--- Data in this exercise ---

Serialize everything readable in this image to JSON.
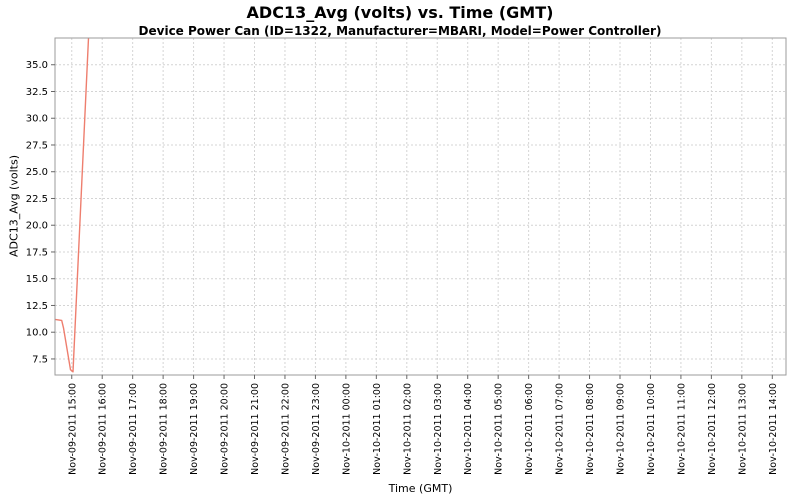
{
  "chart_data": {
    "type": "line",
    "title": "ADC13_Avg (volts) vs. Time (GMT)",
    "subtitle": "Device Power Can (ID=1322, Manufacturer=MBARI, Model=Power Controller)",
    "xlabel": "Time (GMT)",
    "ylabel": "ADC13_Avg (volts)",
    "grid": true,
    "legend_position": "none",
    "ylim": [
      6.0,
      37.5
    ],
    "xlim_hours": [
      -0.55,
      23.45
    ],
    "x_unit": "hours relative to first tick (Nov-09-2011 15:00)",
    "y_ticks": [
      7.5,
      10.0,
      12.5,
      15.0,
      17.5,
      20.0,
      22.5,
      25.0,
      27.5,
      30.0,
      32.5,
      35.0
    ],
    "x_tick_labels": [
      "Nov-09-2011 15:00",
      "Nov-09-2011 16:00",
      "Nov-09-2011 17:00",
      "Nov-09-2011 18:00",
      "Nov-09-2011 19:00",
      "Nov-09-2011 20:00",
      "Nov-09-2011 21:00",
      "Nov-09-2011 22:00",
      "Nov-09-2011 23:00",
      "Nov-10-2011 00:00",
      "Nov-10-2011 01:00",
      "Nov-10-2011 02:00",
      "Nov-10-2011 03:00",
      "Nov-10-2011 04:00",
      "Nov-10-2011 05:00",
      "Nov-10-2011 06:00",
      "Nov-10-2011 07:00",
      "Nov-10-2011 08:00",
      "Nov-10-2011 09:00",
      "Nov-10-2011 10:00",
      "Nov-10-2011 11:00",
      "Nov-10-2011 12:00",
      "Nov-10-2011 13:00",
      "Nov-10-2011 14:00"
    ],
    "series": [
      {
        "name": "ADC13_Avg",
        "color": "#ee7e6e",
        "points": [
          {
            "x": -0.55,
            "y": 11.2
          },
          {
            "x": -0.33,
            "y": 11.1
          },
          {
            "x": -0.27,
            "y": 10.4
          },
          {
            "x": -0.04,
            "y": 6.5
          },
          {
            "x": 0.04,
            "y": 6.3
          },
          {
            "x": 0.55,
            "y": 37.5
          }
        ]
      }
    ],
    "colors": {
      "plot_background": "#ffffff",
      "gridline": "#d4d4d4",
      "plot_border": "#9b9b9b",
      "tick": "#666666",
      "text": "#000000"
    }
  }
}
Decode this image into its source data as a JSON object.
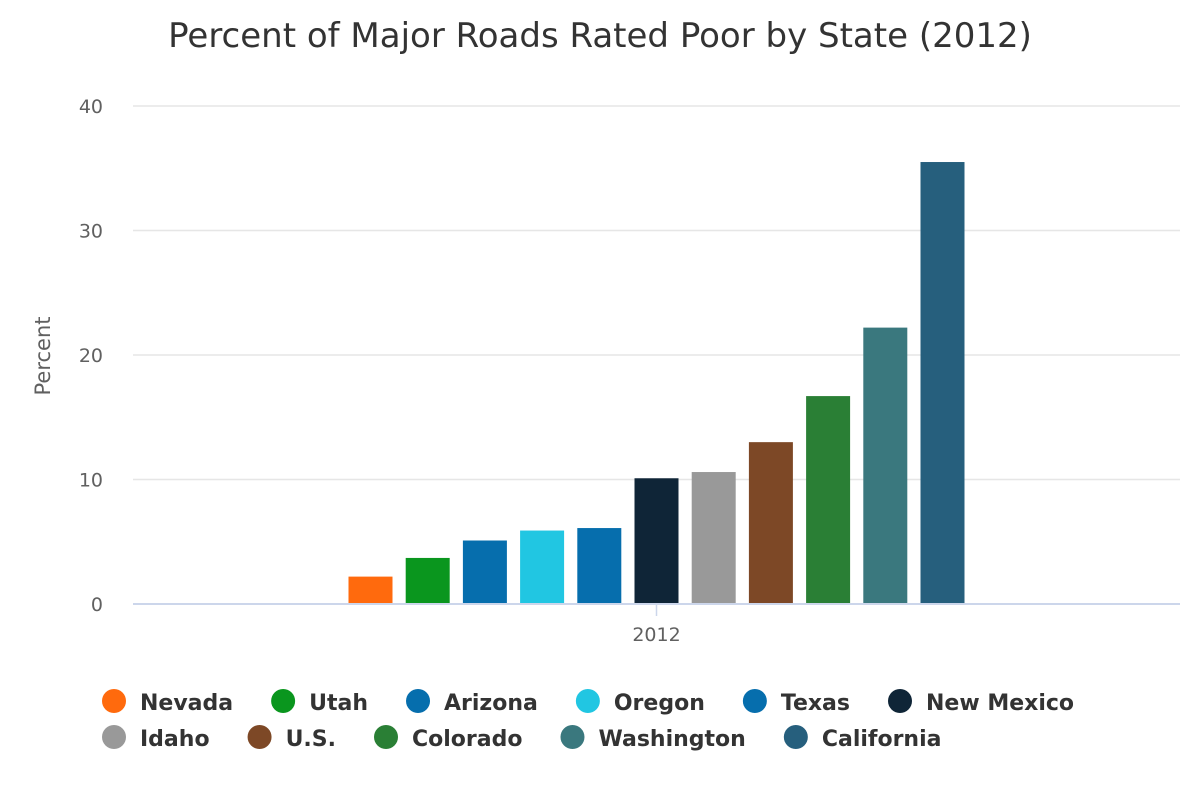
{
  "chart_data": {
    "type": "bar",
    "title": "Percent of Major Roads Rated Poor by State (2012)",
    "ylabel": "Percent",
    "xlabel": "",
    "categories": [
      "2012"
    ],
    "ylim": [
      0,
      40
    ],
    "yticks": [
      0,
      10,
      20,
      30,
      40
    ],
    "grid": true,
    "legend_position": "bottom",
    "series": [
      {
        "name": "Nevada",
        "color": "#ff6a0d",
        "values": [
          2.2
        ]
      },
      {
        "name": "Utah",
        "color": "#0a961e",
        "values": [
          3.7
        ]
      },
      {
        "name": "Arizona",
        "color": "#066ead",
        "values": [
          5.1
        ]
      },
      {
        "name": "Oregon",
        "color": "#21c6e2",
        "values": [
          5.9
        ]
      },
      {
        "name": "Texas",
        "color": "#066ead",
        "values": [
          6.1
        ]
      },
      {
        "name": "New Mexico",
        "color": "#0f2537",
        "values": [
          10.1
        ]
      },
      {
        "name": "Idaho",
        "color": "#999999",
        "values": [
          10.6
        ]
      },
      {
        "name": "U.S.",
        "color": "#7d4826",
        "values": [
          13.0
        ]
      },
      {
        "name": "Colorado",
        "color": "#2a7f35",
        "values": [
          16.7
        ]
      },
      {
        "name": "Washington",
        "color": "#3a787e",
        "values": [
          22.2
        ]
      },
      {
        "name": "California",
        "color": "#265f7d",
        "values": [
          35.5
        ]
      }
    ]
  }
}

---
--- Data in this exercise ---

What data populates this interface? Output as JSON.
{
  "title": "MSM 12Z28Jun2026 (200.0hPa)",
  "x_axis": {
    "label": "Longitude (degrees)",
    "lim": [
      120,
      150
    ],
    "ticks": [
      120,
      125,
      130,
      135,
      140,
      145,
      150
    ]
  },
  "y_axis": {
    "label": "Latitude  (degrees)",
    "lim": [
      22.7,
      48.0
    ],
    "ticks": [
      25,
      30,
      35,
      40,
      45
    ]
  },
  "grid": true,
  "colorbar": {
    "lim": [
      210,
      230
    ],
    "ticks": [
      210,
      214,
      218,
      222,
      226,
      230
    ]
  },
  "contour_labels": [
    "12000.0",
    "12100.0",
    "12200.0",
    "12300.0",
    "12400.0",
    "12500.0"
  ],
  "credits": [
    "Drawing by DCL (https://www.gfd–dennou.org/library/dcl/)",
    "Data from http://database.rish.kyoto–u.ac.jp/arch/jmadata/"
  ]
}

---
--- Data in this exercise ---

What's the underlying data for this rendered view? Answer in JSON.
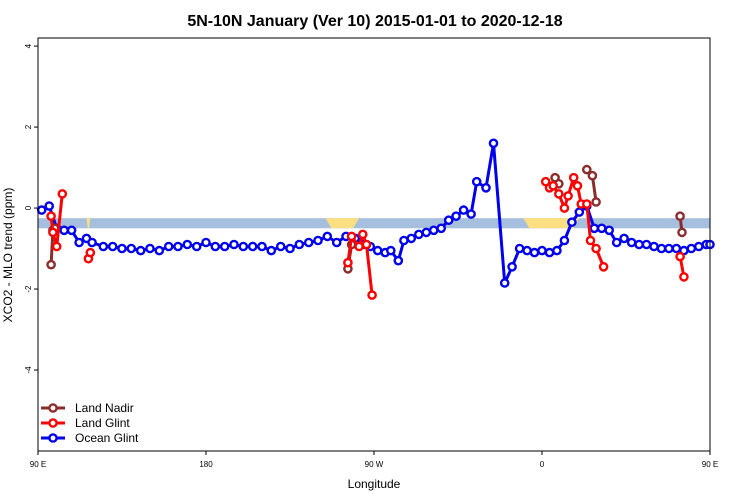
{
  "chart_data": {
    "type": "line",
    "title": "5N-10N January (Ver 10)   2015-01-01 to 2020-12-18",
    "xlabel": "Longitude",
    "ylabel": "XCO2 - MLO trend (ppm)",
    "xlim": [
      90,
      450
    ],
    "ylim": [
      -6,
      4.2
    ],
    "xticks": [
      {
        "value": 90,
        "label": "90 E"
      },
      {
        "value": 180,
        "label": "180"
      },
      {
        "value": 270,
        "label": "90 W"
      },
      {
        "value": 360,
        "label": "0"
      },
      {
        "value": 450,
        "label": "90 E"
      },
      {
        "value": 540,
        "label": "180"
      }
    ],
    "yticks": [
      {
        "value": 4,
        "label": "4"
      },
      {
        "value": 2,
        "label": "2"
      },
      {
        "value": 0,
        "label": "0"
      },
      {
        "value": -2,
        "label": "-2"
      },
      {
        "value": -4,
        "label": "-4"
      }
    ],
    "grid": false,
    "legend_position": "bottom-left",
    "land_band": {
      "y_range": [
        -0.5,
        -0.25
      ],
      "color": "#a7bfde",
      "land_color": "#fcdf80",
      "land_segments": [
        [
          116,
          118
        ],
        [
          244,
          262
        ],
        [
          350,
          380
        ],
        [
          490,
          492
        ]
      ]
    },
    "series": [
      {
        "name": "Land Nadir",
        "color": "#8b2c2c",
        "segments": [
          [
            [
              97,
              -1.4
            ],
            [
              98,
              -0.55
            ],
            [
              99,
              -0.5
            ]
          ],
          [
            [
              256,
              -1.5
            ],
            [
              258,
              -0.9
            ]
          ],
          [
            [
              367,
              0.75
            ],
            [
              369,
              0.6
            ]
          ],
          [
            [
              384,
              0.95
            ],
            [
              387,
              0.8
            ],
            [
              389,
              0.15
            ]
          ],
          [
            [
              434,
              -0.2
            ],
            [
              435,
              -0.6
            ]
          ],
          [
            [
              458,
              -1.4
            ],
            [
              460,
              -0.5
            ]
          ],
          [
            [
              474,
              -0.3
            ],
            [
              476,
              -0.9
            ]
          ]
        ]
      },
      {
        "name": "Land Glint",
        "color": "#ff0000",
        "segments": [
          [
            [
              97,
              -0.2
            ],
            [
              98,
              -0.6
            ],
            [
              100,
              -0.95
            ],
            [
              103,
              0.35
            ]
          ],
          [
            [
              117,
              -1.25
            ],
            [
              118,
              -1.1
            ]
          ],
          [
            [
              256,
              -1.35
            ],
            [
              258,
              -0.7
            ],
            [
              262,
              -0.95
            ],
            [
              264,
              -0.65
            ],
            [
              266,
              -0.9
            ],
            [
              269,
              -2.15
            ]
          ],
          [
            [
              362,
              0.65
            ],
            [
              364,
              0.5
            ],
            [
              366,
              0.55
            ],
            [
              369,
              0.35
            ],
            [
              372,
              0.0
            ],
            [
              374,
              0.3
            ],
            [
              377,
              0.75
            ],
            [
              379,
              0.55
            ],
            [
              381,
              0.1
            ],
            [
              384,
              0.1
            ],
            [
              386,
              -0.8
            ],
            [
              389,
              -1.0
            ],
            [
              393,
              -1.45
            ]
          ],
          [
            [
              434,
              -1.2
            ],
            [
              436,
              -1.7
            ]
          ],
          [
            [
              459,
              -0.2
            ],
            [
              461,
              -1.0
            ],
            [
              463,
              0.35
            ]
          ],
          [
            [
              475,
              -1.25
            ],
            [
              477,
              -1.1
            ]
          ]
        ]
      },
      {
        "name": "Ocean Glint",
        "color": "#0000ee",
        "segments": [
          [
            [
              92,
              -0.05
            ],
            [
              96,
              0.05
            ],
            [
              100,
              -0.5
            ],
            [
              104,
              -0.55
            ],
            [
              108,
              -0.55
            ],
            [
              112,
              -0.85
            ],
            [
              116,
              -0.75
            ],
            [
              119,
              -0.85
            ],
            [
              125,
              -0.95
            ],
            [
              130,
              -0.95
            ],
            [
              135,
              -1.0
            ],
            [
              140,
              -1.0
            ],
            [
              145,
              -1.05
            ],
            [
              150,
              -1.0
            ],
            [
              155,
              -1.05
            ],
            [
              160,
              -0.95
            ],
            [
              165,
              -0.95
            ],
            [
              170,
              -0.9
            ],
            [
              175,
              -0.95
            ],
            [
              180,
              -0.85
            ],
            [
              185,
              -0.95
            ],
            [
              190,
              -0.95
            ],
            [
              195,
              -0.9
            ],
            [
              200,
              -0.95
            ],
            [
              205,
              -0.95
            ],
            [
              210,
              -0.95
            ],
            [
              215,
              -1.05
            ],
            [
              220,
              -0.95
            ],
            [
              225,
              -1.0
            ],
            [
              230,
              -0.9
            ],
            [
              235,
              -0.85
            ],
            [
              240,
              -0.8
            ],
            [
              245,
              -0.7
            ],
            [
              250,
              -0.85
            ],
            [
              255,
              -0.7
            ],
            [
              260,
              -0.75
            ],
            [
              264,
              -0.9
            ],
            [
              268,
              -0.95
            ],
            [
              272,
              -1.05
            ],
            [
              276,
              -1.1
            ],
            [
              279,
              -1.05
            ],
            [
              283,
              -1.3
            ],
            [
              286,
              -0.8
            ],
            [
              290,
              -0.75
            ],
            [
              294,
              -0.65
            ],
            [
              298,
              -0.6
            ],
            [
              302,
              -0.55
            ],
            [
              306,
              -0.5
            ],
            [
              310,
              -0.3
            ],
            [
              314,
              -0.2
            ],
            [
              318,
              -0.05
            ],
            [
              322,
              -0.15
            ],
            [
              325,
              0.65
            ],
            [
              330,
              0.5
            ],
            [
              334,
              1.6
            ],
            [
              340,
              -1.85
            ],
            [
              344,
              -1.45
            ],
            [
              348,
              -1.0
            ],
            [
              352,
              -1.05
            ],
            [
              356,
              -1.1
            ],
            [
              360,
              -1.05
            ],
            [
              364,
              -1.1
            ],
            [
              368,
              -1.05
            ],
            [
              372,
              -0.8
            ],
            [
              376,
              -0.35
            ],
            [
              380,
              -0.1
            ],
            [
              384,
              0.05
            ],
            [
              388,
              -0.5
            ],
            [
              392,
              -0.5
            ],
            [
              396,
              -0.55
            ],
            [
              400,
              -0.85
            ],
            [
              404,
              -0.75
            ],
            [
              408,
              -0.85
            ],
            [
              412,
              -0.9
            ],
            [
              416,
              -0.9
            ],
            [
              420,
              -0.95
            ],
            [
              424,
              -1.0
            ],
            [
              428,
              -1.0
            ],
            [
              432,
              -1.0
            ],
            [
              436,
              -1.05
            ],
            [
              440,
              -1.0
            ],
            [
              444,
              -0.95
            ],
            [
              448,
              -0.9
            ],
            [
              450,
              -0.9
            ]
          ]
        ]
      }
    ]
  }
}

---

Return all lines of the material above in which the word "What" occurs.

Result of the task ::
What data populates this interface? Output as JSON.
What's the underlying data for this rendered view? Answer in JSON.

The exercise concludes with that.